[Dataset entries]
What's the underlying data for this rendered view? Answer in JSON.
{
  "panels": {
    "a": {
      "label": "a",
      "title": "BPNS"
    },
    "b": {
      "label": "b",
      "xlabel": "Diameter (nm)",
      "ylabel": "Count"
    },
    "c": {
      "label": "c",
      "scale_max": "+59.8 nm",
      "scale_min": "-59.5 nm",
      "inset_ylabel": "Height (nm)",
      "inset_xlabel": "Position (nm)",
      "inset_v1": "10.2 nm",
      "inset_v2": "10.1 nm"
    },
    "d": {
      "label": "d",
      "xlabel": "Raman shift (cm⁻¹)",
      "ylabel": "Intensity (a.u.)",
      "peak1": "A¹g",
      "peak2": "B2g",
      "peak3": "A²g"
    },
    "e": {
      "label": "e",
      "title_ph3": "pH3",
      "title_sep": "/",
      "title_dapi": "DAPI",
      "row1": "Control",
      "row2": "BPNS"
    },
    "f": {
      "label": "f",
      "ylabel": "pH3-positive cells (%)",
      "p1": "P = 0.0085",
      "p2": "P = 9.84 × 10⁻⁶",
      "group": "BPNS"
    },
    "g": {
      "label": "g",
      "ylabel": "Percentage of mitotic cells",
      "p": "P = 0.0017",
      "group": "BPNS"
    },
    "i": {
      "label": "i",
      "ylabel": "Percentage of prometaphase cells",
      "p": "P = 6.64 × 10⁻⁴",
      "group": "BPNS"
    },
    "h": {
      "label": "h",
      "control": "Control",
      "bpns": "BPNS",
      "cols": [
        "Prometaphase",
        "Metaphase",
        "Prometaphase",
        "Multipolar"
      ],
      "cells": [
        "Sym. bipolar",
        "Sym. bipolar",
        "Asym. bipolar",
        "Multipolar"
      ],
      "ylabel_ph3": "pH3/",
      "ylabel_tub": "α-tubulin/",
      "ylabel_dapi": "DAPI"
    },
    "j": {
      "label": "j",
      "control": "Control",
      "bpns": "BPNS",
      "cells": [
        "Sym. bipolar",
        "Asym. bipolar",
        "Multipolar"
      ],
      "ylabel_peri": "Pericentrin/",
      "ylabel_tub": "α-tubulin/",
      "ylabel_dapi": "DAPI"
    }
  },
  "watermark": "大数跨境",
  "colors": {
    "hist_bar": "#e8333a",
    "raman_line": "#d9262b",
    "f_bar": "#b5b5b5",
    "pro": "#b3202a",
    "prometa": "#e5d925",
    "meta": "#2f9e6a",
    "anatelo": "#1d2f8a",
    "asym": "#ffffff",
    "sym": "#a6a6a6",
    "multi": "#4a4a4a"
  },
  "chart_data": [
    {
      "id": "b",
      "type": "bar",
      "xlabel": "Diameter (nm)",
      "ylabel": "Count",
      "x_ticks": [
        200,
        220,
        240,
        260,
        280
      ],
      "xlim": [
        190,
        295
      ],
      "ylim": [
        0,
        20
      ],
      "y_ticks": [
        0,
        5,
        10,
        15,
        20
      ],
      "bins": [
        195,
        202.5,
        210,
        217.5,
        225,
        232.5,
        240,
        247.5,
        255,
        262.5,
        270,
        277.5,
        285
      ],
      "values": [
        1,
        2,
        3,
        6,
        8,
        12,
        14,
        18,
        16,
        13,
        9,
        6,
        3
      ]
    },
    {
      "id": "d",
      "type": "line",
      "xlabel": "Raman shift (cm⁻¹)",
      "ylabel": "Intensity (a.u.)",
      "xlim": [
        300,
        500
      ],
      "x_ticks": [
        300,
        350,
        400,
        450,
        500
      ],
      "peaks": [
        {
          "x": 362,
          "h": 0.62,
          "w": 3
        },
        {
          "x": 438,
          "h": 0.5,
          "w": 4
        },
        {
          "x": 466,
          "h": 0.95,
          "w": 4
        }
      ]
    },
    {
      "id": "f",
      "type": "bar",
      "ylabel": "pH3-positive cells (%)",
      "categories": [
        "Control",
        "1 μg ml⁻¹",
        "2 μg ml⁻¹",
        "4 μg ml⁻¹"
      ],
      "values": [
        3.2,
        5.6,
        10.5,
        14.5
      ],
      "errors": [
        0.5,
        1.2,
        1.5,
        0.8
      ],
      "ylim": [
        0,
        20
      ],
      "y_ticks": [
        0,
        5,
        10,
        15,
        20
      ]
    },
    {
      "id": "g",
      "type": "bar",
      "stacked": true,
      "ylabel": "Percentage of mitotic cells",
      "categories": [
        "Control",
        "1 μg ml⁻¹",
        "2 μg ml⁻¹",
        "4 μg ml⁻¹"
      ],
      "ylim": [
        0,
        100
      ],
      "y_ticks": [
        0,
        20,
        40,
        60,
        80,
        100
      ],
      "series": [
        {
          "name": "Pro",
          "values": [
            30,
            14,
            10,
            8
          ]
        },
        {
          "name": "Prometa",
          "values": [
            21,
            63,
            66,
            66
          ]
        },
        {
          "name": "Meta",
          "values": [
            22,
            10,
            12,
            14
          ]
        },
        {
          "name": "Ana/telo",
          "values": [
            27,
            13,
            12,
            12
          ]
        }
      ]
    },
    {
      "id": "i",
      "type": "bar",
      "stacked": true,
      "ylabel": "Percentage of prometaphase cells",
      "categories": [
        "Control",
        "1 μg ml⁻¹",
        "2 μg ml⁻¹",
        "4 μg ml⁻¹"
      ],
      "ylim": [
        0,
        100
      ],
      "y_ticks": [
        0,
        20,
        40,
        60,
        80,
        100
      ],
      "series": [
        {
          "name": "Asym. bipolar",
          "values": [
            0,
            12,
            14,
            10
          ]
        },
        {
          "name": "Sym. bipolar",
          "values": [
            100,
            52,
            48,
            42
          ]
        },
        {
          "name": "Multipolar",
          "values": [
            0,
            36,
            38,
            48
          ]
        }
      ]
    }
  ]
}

## About this exercise
From the data above, extract every line in its exact form.

## Exercise output
What's the underlying data for this rendered view? Answer in JSON.
{
  "panels": {
    "a": {
      "label": "a",
      "title": "BPNS"
    },
    "b": {
      "label": "b",
      "xlabel": "Diameter (nm)",
      "ylabel": "Count"
    },
    "c": {
      "label": "c",
      "scale_max": "+59.8 nm",
      "scale_min": "-59.5 nm",
      "inset_ylabel": "Height (nm)",
      "inset_xlabel": "Position (nm)",
      "inset_v1": "10.2 nm",
      "inset_v2": "10.1 nm"
    },
    "d": {
      "label": "d",
      "xlabel": "Raman shift (cm⁻¹)",
      "ylabel": "Intensity (a.u.)",
      "peak1": "A¹g",
      "peak2": "B2g",
      "peak3": "A²g"
    },
    "e": {
      "label": "e",
      "title_ph3": "pH3",
      "title_sep": "/",
      "title_dapi": "DAPI",
      "row1": "Control",
      "row2": "BPNS"
    },
    "f": {
      "label": "f",
      "ylabel": "pH3-positive cells (%)",
      "p1": "P = 0.0085",
      "p2": "P = 9.84 × 10⁻⁶",
      "group": "BPNS"
    },
    "g": {
      "label": "g",
      "ylabel": "Percentage of mitotic cells",
      "p": "P = 0.0017",
      "group": "BPNS"
    },
    "i": {
      "label": "i",
      "ylabel": "Percentage of prometaphase cells",
      "p": "P = 6.64 × 10⁻⁴",
      "group": "BPNS"
    },
    "h": {
      "label": "h",
      "control": "Control",
      "bpns": "BPNS",
      "cols": [
        "Prometaphase",
        "Metaphase",
        "Prometaphase",
        "Multipolar"
      ],
      "cells": [
        "Sym. bipolar",
        "Sym. bipolar",
        "Asym. bipolar",
        "Multipolar"
      ],
      "ylabel_ph3": "pH3/",
      "ylabel_tub": "α-tubulin/",
      "ylabel_dapi": "DAPI"
    },
    "j": {
      "label": "j",
      "control": "Control",
      "bpns": "BPNS",
      "cells": [
        "Sym. bipolar",
        "Asym. bipolar",
        "Multipolar"
      ],
      "ylabel_peri": "Pericentrin/",
      "ylabel_tub": "α-tubulin/",
      "ylabel_dapi": "DAPI"
    }
  },
  "watermark": "大数跨境",
  "colors": {
    "hist_bar": "#e8333a",
    "raman_line": "#d9262b",
    "f_bar": "#b5b5b5",
    "pro": "#b3202a",
    "prometa": "#e5d925",
    "meta": "#2f9e6a",
    "anatelo": "#1d2f8a",
    "asym": "#ffffff",
    "sym": "#a6a6a6",
    "multi": "#4a4a4a"
  },
  "chart_data": [
    {
      "id": "b",
      "type": "bar",
      "xlabel": "Diameter (nm)",
      "ylabel": "Count",
      "x_ticks": [
        200,
        220,
        240,
        260,
        280
      ],
      "xlim": [
        190,
        295
      ],
      "ylim": [
        0,
        20
      ],
      "y_ticks": [
        0,
        5,
        10,
        15,
        20
      ],
      "bins": [
        195,
        202.5,
        210,
        217.5,
        225,
        232.5,
        240,
        247.5,
        255,
        262.5,
        270,
        277.5,
        285
      ],
      "values": [
        1,
        2,
        3,
        6,
        8,
        12,
        14,
        18,
        16,
        13,
        9,
        6,
        3
      ]
    },
    {
      "id": "d",
      "type": "line",
      "xlabel": "Raman shift (cm⁻¹)",
      "ylabel": "Intensity (a.u.)",
      "xlim": [
        300,
        500
      ],
      "x_ticks": [
        300,
        350,
        400,
        450,
        500
      ],
      "peaks": [
        {
          "x": 362,
          "h": 0.62,
          "w": 3
        },
        {
          "x": 438,
          "h": 0.5,
          "w": 4
        },
        {
          "x": 466,
          "h": 0.95,
          "w": 4
        }
      ]
    },
    {
      "id": "f",
      "type": "bar",
      "ylabel": "pH3-positive cells (%)",
      "categories": [
        "Control",
        "1 μg ml⁻¹",
        "2 μg ml⁻¹",
        "4 μg ml⁻¹"
      ],
      "values": [
        3.2,
        5.6,
        10.5,
        14.5
      ],
      "errors": [
        0.5,
        1.2,
        1.5,
        0.8
      ],
      "ylim": [
        0,
        20
      ],
      "y_ticks": [
        0,
        5,
        10,
        15,
        20
      ]
    },
    {
      "id": "g",
      "type": "bar",
      "stacked": true,
      "ylabel": "Percentage of mitotic cells",
      "categories": [
        "Control",
        "1 μg ml⁻¹",
        "2 μg ml⁻¹",
        "4 μg ml⁻¹"
      ],
      "ylim": [
        0,
        100
      ],
      "y_ticks": [
        0,
        20,
        40,
        60,
        80,
        100
      ],
      "series": [
        {
          "name": "Pro",
          "values": [
            30,
            14,
            10,
            8
          ]
        },
        {
          "name": "Prometa",
          "values": [
            21,
            63,
            66,
            66
          ]
        },
        {
          "name": "Meta",
          "values": [
            22,
            10,
            12,
            14
          ]
        },
        {
          "name": "Ana/telo",
          "values": [
            27,
            13,
            12,
            12
          ]
        }
      ]
    },
    {
      "id": "i",
      "type": "bar",
      "stacked": true,
      "ylabel": "Percentage of prometaphase cells",
      "categories": [
        "Control",
        "1 μg ml⁻¹",
        "2 μg ml⁻¹",
        "4 μg ml⁻¹"
      ],
      "ylim": [
        0,
        100
      ],
      "y_ticks": [
        0,
        20,
        40,
        60,
        80,
        100
      ],
      "series": [
        {
          "name": "Asym. bipolar",
          "values": [
            0,
            12,
            14,
            10
          ]
        },
        {
          "name": "Sym. bipolar",
          "values": [
            100,
            52,
            48,
            42
          ]
        },
        {
          "name": "Multipolar",
          "values": [
            0,
            36,
            38,
            48
          ]
        }
      ]
    }
  ]
}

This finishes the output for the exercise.